[Spatial layout entries]
-- BEGIN --

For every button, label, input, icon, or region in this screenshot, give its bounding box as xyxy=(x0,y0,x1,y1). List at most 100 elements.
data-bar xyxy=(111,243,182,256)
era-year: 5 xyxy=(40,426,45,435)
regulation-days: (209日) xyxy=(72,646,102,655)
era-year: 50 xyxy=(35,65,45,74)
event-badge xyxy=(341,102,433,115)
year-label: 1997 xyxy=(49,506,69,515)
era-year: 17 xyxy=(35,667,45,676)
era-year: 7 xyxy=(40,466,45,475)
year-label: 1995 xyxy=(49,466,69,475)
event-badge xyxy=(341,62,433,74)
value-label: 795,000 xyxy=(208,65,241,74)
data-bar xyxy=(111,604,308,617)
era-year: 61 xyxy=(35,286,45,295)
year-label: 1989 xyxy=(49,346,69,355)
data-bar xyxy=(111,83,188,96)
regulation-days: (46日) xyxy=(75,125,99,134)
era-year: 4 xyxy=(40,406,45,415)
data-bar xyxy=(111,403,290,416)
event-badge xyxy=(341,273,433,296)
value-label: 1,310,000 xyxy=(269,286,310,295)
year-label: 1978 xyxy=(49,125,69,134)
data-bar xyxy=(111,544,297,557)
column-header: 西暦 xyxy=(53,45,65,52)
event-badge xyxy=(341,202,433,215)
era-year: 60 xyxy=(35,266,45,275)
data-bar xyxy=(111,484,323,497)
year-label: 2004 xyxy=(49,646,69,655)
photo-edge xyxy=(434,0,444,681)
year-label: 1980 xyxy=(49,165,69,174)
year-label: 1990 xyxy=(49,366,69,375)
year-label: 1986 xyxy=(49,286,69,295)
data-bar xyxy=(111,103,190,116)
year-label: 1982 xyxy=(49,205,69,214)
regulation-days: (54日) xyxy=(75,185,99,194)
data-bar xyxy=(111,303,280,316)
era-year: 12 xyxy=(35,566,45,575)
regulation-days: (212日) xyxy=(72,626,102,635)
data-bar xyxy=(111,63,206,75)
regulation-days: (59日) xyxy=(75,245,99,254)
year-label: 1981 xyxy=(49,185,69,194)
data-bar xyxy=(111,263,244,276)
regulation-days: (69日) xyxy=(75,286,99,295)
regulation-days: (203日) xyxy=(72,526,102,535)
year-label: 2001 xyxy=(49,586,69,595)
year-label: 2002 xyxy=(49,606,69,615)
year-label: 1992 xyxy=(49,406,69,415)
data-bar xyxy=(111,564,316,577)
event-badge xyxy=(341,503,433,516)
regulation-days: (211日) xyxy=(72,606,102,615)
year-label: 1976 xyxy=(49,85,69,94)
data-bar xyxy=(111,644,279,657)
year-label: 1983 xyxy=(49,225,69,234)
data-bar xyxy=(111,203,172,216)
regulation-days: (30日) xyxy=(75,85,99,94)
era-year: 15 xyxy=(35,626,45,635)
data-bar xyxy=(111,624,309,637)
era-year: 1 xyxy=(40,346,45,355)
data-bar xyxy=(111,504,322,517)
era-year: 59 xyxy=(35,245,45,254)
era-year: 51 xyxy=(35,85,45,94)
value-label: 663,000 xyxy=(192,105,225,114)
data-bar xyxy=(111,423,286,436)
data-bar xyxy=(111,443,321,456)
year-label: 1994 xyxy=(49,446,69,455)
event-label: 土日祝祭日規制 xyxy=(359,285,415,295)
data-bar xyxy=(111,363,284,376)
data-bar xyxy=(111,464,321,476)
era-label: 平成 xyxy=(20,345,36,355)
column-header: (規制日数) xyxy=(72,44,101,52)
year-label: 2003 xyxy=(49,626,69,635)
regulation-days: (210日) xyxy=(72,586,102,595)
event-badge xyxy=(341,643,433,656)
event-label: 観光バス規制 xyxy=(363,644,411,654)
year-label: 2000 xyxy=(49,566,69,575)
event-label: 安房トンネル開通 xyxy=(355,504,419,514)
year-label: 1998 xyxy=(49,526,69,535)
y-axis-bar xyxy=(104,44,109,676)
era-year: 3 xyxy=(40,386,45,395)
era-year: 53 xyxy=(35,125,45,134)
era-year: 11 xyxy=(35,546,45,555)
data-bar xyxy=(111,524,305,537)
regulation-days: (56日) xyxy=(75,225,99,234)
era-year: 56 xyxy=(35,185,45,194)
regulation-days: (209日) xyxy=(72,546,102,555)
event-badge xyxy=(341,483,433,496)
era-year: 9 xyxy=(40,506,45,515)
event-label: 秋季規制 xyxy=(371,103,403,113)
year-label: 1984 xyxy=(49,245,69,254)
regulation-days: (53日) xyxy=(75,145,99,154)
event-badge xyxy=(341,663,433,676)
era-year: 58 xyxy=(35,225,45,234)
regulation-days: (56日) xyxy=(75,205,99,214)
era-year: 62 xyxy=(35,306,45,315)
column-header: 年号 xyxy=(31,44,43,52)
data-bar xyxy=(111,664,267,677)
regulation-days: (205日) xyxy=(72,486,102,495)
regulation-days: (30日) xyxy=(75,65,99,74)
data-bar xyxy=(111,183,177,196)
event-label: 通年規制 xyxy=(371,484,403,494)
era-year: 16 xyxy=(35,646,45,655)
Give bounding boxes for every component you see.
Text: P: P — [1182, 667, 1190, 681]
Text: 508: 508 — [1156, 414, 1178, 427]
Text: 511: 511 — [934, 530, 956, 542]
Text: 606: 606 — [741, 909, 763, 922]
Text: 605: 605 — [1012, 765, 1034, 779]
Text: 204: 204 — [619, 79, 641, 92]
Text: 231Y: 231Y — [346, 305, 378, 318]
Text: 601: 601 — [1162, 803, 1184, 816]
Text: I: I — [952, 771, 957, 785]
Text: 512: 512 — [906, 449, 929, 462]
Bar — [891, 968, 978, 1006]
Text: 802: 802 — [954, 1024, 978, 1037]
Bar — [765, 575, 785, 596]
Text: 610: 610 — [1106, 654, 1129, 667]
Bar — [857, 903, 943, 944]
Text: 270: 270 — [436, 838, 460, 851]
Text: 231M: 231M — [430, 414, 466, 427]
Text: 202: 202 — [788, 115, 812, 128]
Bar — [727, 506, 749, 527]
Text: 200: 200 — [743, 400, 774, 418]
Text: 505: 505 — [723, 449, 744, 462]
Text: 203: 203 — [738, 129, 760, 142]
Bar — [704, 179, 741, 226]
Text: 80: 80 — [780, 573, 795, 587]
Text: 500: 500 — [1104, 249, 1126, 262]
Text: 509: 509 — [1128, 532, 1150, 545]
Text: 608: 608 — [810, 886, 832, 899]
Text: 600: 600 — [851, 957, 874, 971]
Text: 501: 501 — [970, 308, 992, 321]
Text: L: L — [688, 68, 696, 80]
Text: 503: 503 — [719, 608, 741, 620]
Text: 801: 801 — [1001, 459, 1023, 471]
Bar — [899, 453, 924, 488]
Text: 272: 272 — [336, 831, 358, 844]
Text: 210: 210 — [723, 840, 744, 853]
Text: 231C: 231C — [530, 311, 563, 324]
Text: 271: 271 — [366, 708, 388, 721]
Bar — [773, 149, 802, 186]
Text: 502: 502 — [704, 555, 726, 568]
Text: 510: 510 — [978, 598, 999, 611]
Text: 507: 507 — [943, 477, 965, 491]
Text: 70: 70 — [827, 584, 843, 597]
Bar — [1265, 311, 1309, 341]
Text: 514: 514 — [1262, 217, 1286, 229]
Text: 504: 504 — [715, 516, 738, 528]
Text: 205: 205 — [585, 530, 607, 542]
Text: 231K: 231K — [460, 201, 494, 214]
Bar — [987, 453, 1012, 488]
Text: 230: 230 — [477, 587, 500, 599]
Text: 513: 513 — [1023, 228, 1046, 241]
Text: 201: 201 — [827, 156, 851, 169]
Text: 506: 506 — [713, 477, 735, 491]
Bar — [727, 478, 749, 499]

-- END --

Set out every line of the material above as a numbered list, omitting any blank lines.

1. For every button, label, input, icon, or region in this screenshot, give its bounding box as xyxy=(x0,y0,x1,y1). List at most 100 elements.
2. data-bar xyxy=(111,243,182,256)
3. era-year: 5 xyxy=(40,426,45,435)
4. regulation-days: (209日) xyxy=(72,646,102,655)
5. era-year: 50 xyxy=(35,65,45,74)
6. event-badge xyxy=(341,102,433,115)
7. year-label: 1997 xyxy=(49,506,69,515)
8. era-year: 17 xyxy=(35,667,45,676)
9. era-year: 7 xyxy=(40,466,45,475)
10. year-label: 1995 xyxy=(49,466,69,475)
11. event-badge xyxy=(341,62,433,74)
12. value-label: 795,000 xyxy=(208,65,241,74)
13. data-bar xyxy=(111,604,308,617)
14. era-year: 61 xyxy=(35,286,45,295)
15. year-label: 1989 xyxy=(49,346,69,355)
16. data-bar xyxy=(111,83,188,96)
17. regulation-days: (46日) xyxy=(75,125,99,134)
18. era-year: 4 xyxy=(40,406,45,415)
19. data-bar xyxy=(111,403,290,416)
20. event-badge xyxy=(341,273,433,296)
21. value-label: 1,310,000 xyxy=(269,286,310,295)
22. year-label: 1978 xyxy=(49,125,69,134)
23. data-bar xyxy=(111,544,297,557)
24. column-header: 西暦 xyxy=(53,45,65,52)
25. event-badge xyxy=(341,202,433,215)
26. era-year: 60 xyxy=(35,266,45,275)
27. data-bar xyxy=(111,484,323,497)
28. year-label: 2004 xyxy=(49,646,69,655)
29. photo-edge xyxy=(434,0,444,681)
30. year-label: 1980 xyxy=(49,165,69,174)
31. year-label: 1990 xyxy=(49,366,69,375)
32. year-label: 1986 xyxy=(49,286,69,295)
33. data-bar xyxy=(111,103,190,116)
34. year-label: 1982 xyxy=(49,205,69,214)
35. regulation-days: (54日) xyxy=(75,185,99,194)
36. data-bar xyxy=(111,303,280,316)
37. era-year: 12 xyxy=(35,566,45,575)
38. regulation-days: (212日) xyxy=(72,626,102,635)
39. data-bar xyxy=(111,63,206,75)
40. regulation-days: (59日) xyxy=(75,245,99,254)
41. year-label: 1981 xyxy=(49,185,69,194)
42. data-bar xyxy=(111,263,244,276)
43. regulation-days: (69日) xyxy=(75,286,99,295)
44. regulation-days: (203日) xyxy=(72,526,102,535)
45. year-label: 2001 xyxy=(49,586,69,595)
46. year-label: 2002 xyxy=(49,606,69,615)
47. year-label: 1992 xyxy=(49,406,69,415)
48. data-bar xyxy=(111,564,316,577)
49. event-badge xyxy=(341,503,433,516)
50. regulation-days: (211日) xyxy=(72,606,102,615)
51. year-label: 1976 xyxy=(49,85,69,94)
52. data-bar xyxy=(111,644,279,657)
53. year-label: 1983 xyxy=(49,225,69,234)
54. data-bar xyxy=(111,203,172,216)
55. regulation-days: (30日) xyxy=(75,85,99,94)
56. era-year: 15 xyxy=(35,626,45,635)
57. data-bar xyxy=(111,624,309,637)
58. era-year: 1 xyxy=(40,346,45,355)
59. data-bar xyxy=(111,504,322,517)
60. era-year: 59 xyxy=(35,245,45,254)
61. era-year: 51 xyxy=(35,85,45,94)
62. value-label: 663,000 xyxy=(192,105,225,114)
63. data-bar xyxy=(111,423,286,436)
64. data-bar xyxy=(111,443,321,456)
65. year-label: 1994 xyxy=(49,446,69,455)
66. event-label: 土日祝祭日規制 xyxy=(359,285,415,295)
67. data-bar xyxy=(111,363,284,376)
68. data-bar xyxy=(111,464,321,476)
69. era-label: 平成 xyxy=(20,345,36,355)
70. column-header: (規制日数) xyxy=(72,44,101,52)
71. year-label: 2003 xyxy=(49,626,69,635)
72. regulation-days: (210日) xyxy=(72,586,102,595)
73. event-badge xyxy=(341,643,433,656)
74. event-label: 観光バス規制 xyxy=(363,644,411,654)
75. year-label: 2000 xyxy=(49,566,69,575)
76. event-label: 安房トンネル開通 xyxy=(355,504,419,514)
77. year-label: 1998 xyxy=(49,526,69,535)
78. y-axis-bar xyxy=(104,44,109,676)
79. era-year: 3 xyxy=(40,386,45,395)
80. era-year: 53 xyxy=(35,125,45,134)
81. era-year: 11 xyxy=(35,546,45,555)
82. data-bar xyxy=(111,524,305,537)
83. regulation-days: (56日) xyxy=(75,225,99,234)
84. era-year: 56 xyxy=(35,185,45,194)
85. regulation-days: (209日) xyxy=(72,546,102,555)
86. event-badge xyxy=(341,483,433,496)
87. era-year: 9 xyxy=(40,506,45,515)
88. event-label: 秋季規制 xyxy=(371,103,403,113)
89. year-label: 1984 xyxy=(49,245,69,254)
90. regulation-days: (53日) xyxy=(75,145,99,154)
91. event-badge xyxy=(341,663,433,676)
92. era-year: 58 xyxy=(35,225,45,234)
93. regulation-days: (56日) xyxy=(75,205,99,214)
94. era-year: 62 xyxy=(35,306,45,315)
95. column-header: 年号 xyxy=(31,44,43,52)
96. data-bar xyxy=(111,664,267,677)
97. regulation-days: (205日) xyxy=(72,486,102,495)
98. regulation-days: (30日) xyxy=(75,65,99,74)
99. data-bar xyxy=(111,183,177,196)
100. event-label: 通年規制 xyxy=(371,484,403,494)
101. era-year: 16 xyxy=(35,646,45,655)
102. Give bounding boxes for every component you see.
103. Text: P: P — [1182, 667, 1190, 681]
104. Text: 508: 508 — [1156, 414, 1178, 427]
105. Text: 511: 511 — [934, 530, 956, 542]
106. Text: 606: 606 — [741, 909, 763, 922]
107. Text: 605: 605 — [1012, 765, 1034, 779]
108. Text: 204: 204 — [619, 79, 641, 92]
109. Text: 231Y: 231Y — [346, 305, 378, 318]
110. Text: 601: 601 — [1162, 803, 1184, 816]
111. Text: I: I — [952, 771, 957, 785]
112. Text: 512: 512 — [906, 449, 929, 462]
113. Bar — [891, 968, 978, 1006]
114. Text: 802: 802 — [954, 1024, 978, 1037]
115. Bar — [765, 575, 785, 596]
116. Text: 610: 610 — [1106, 654, 1129, 667]
117. Bar — [857, 903, 943, 944]
118. Text: 270: 270 — [436, 838, 460, 851]
119. Text: 231M: 231M — [430, 414, 466, 427]
120. Text: 202: 202 — [788, 115, 812, 128]
121. Bar — [727, 506, 749, 527]
122. Text: 200: 200 — [743, 400, 774, 418]
123. Text: 505: 505 — [723, 449, 744, 462]
124. Text: 203: 203 — [738, 129, 760, 142]
125. Bar — [704, 179, 741, 226]
126. Text: 80: 80 — [780, 573, 795, 587]
127. Text: 500: 500 — [1104, 249, 1126, 262]
128. Text: 509: 509 — [1128, 532, 1150, 545]
129. Text: 608: 608 — [810, 886, 832, 899]
130. Text: 600: 600 — [851, 957, 874, 971]
131. Text: 501: 501 — [970, 308, 992, 321]
132. Text: L: L — [688, 68, 696, 80]
133. Text: 503: 503 — [719, 608, 741, 620]
134. Text: 801: 801 — [1001, 459, 1023, 471]
135. Bar — [899, 453, 924, 488]
136. Text: 272: 272 — [336, 831, 358, 844]
137. Text: 210: 210 — [723, 840, 744, 853]
138. Text: 231C: 231C — [530, 311, 563, 324]
139. Text: 271: 271 — [366, 708, 388, 721]
140. Bar — [773, 149, 802, 186]
141. Text: 502: 502 — [704, 555, 726, 568]
142. Text: 510: 510 — [978, 598, 999, 611]
143. Text: 507: 507 — [943, 477, 965, 491]
144. Text: 70: 70 — [827, 584, 843, 597]
145. Bar — [1265, 311, 1309, 341]
146. Text: 514: 514 — [1262, 217, 1286, 229]
147. Text: 504: 504 — [715, 516, 738, 528]
148. Text: 205: 205 — [585, 530, 607, 542]
149. Text: 231K: 231K — [460, 201, 494, 214]
150. Bar — [987, 453, 1012, 488]
151. Text: 230: 230 — [477, 587, 500, 599]
152. Text: 513: 513 — [1023, 228, 1046, 241]
153. Text: 201: 201 — [827, 156, 851, 169]
154. Text: 506: 506 — [713, 477, 735, 491]
155. Bar — [727, 478, 749, 499]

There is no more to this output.